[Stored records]

--------------------------------------------------

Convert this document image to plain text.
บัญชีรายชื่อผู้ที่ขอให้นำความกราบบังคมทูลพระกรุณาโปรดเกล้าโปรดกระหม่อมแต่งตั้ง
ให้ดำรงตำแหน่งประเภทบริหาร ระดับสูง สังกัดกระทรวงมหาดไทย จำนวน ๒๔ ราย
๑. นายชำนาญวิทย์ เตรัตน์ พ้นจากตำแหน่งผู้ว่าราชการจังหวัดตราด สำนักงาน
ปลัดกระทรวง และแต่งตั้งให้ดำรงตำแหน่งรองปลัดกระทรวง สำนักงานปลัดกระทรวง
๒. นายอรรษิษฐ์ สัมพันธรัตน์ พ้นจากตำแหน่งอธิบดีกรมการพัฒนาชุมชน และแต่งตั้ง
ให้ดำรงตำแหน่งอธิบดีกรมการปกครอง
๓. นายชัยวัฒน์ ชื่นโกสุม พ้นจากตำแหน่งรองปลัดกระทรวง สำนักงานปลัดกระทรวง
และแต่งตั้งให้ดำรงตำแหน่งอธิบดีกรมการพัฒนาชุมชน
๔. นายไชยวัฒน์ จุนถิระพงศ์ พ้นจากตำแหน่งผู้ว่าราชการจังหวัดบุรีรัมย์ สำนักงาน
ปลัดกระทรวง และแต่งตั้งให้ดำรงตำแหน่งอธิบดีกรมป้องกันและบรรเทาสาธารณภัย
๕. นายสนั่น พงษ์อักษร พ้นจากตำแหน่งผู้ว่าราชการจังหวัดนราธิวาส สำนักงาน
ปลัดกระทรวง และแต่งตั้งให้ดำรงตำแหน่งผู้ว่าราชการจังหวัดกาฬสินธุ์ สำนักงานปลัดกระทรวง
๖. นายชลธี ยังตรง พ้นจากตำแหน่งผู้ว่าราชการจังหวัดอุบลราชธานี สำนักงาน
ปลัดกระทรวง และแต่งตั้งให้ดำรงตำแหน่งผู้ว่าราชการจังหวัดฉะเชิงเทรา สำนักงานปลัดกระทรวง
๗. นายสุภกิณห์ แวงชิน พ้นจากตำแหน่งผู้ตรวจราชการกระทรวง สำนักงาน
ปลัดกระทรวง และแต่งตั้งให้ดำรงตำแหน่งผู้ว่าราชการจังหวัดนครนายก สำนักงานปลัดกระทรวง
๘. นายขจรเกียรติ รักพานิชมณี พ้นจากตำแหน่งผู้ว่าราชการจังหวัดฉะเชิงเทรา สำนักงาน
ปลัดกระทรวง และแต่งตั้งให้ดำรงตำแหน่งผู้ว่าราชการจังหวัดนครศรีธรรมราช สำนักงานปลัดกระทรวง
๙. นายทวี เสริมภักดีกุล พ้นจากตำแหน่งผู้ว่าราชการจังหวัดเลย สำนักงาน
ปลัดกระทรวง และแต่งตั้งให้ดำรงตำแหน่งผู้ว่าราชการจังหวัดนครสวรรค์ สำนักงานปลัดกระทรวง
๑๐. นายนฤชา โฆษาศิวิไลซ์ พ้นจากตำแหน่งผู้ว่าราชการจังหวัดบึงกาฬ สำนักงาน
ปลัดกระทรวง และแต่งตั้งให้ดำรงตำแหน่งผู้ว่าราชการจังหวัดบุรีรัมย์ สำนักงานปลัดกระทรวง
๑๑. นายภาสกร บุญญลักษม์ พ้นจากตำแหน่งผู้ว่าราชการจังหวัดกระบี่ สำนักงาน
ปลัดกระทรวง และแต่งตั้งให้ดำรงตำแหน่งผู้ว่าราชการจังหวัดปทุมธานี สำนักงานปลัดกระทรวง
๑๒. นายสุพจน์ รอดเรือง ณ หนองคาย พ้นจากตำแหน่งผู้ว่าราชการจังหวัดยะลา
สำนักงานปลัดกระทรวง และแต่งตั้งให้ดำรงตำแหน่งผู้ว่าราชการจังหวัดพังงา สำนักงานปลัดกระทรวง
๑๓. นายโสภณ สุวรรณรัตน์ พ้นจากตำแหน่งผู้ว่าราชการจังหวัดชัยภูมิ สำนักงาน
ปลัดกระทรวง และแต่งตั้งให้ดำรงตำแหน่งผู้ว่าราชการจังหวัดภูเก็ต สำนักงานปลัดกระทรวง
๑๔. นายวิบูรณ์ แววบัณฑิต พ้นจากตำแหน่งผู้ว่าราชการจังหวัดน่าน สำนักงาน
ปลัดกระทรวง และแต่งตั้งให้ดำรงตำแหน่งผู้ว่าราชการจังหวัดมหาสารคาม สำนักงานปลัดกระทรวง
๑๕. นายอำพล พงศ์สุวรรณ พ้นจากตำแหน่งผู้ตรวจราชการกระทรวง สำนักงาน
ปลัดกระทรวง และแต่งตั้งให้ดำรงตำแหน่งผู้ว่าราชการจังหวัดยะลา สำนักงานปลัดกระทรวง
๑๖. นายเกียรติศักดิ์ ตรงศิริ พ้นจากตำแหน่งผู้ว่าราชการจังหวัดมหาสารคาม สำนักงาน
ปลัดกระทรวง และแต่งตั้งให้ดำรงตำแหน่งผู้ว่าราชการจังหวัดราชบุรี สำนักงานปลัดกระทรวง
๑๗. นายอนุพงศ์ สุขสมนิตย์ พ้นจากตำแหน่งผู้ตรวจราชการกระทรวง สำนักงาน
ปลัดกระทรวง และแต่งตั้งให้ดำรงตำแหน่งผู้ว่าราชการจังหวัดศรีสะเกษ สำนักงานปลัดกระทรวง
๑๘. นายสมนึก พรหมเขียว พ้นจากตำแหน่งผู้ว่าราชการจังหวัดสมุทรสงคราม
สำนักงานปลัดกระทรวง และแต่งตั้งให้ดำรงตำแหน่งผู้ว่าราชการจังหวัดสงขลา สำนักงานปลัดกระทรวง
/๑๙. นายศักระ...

--------------------------------------------------

Task prompt ->
Report each line of the material above where the word "ตรวจราชการกระทรวง" appears.

Worked solution ->
๗. นายสุภกิณห์ แวงชิน พ้นจากตำแหน่งผู้ตรวจราชการกระทรวง สำนักงาน
๑๕. นายอำพล พงศ์สุวรรณ พ้นจากตำแหน่งผู้ตรวจราชการกระทรวง สำนักงาน
๑๗. นายอนุพงศ์ สุขสมนิตย์ พ้นจากตำแหน่งผู้ตรวจราชการกระทรวง สำนักงาน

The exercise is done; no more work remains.